(INPUT FOR THIS TASK)
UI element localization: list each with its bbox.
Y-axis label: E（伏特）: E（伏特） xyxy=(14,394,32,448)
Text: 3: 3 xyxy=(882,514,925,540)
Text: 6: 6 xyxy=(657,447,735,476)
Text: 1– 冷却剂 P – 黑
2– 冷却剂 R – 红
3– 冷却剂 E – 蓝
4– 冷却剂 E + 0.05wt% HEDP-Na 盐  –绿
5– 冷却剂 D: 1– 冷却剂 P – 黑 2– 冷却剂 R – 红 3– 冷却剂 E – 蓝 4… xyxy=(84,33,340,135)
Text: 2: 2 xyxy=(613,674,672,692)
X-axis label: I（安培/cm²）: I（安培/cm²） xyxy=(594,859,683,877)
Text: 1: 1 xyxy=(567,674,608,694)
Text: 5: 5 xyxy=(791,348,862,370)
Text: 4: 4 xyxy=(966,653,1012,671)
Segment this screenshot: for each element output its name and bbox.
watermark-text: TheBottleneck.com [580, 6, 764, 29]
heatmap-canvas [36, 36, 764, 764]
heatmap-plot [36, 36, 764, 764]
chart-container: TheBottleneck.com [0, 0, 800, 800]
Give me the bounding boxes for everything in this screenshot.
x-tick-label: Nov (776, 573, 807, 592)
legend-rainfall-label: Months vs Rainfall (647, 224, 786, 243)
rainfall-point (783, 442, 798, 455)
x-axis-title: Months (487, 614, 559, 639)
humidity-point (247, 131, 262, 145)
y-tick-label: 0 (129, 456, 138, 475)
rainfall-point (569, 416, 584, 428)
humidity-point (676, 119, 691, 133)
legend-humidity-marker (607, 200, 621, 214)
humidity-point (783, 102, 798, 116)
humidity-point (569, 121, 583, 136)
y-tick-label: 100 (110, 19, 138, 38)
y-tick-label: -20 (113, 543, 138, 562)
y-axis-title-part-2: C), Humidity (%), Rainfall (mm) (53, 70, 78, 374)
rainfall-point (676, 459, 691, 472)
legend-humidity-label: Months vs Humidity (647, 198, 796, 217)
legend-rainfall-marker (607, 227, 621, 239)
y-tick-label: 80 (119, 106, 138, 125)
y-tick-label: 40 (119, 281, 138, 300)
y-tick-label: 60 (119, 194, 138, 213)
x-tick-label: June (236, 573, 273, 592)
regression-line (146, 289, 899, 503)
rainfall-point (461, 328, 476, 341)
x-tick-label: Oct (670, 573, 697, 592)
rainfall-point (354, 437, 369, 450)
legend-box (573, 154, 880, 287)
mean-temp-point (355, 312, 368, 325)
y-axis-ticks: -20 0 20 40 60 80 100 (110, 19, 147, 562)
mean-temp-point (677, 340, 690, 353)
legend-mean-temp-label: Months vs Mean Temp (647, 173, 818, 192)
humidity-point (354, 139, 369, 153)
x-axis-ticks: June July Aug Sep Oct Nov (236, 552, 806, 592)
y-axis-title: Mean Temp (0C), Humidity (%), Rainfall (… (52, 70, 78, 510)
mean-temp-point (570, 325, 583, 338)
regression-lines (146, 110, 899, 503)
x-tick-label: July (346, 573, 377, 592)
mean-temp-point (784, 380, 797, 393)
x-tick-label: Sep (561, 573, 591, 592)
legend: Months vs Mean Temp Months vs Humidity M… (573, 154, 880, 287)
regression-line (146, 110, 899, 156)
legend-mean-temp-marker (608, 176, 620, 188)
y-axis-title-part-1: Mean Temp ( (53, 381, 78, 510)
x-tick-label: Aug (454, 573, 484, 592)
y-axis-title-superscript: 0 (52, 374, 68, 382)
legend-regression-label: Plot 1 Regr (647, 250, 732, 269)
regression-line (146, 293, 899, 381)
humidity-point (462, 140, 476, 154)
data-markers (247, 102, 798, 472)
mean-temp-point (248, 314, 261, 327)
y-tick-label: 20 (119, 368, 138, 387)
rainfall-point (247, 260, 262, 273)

(WHAT YOU WILL DO)
Rewrite all the items above, changing every "humidity-point" to "moisture-point" and leaving everything else as it is.

(ANSWER FOR THIS EXERCISE)
UI element localization: list each with its bbox.
Y-axis label: E（伏特）: E（伏特） xyxy=(14,394,32,448)
Text: 3: 3 xyxy=(882,514,925,540)
Text: 6: 6 xyxy=(657,447,735,476)
Text: 1– 冷却剂 P – 黑
2– 冷却剂 R – 红
3– 冷却剂 E – 蓝
4– 冷却剂 E + 0.05wt% HEDP-Na 盐  –绿
5– 冷却剂 D: 1– 冷却剂 P – 黑 2– 冷却剂 R – 红 3– 冷却剂 E – 蓝 4… xyxy=(84,33,340,135)
Text: 2: 2 xyxy=(613,674,672,692)
X-axis label: I（安培/cm²）: I（安培/cm²） xyxy=(594,859,683,877)
Text: 1: 1 xyxy=(567,674,608,694)
Text: 5: 5 xyxy=(791,348,862,370)
Text: 4: 4 xyxy=(966,653,1012,671)
Segment this screenshot: for each element output its name and bbox.
watermark-text: TheBottleneck.com [580, 6, 764, 29]
heatmap-canvas [36, 36, 764, 764]
heatmap-plot [36, 36, 764, 764]
chart-container: TheBottleneck.com [0, 0, 800, 800]
Give me the bounding boxes for everything in this screenshot.
x-tick-label: Nov (776, 573, 807, 592)
legend-rainfall-label: Months vs Rainfall (647, 224, 786, 243)
rainfall-point (783, 442, 798, 455)
x-axis-title: Months (487, 614, 559, 639)
moisture-point (247, 131, 262, 145)
y-tick-label: 0 (129, 456, 138, 475)
rainfall-point (569, 416, 584, 428)
moisture-point (676, 119, 691, 133)
legend-humidity-marker (607, 200, 621, 214)
moisture-point (783, 102, 798, 116)
moisture-point (569, 121, 583, 136)
y-tick-label: 100 (110, 19, 138, 38)
y-tick-label: -20 (113, 543, 138, 562)
y-axis-title-part-2: C), Humidity (%), Rainfall (mm) (53, 70, 78, 374)
rainfall-point (676, 459, 691, 472)
legend-humidity-label: Months vs Humidity (647, 198, 796, 217)
legend-rainfall-marker (607, 227, 621, 239)
y-tick-label: 80 (119, 106, 138, 125)
y-tick-label: 40 (119, 281, 138, 300)
y-tick-label: 60 (119, 194, 138, 213)
x-tick-label: June (236, 573, 273, 592)
regression-line (146, 289, 899, 503)
rainfall-point (461, 328, 476, 341)
x-tick-label: Oct (670, 573, 697, 592)
rainfall-point (354, 437, 369, 450)
legend-box (573, 154, 880, 287)
mean-temp-point (355, 312, 368, 325)
y-axis-ticks: -20 0 20 40 60 80 100 (110, 19, 147, 562)
mean-temp-point (677, 340, 690, 353)
legend-mean-temp-label: Months vs Mean Temp (647, 173, 818, 192)
moisture-point (354, 139, 369, 153)
x-axis-ticks: June July Aug Sep Oct Nov (236, 552, 806, 592)
y-axis-title: Mean Temp (0C), Humidity (%), Rainfall (… (52, 70, 78, 510)
mean-temp-point (570, 325, 583, 338)
regression-lines (146, 110, 899, 503)
x-tick-label: July (346, 573, 377, 592)
mean-temp-point (784, 380, 797, 393)
x-tick-label: Sep (561, 573, 591, 592)
legend: Months vs Mean Temp Months vs Humidity M… (573, 154, 880, 287)
regression-line (146, 110, 899, 156)
legend-mean-temp-marker (608, 176, 620, 188)
y-axis-title-part-1: Mean Temp ( (53, 381, 78, 510)
x-tick-label: Aug (454, 573, 484, 592)
y-axis-title-superscript: 0 (52, 374, 68, 382)
legend-regression-label: Plot 1 Regr (647, 250, 732, 269)
regression-line (146, 293, 899, 381)
moisture-point (462, 140, 476, 154)
data-markers (247, 102, 798, 472)
mean-temp-point (248, 314, 261, 327)
y-tick-label: 20 (119, 368, 138, 387)
rainfall-point (247, 260, 262, 273)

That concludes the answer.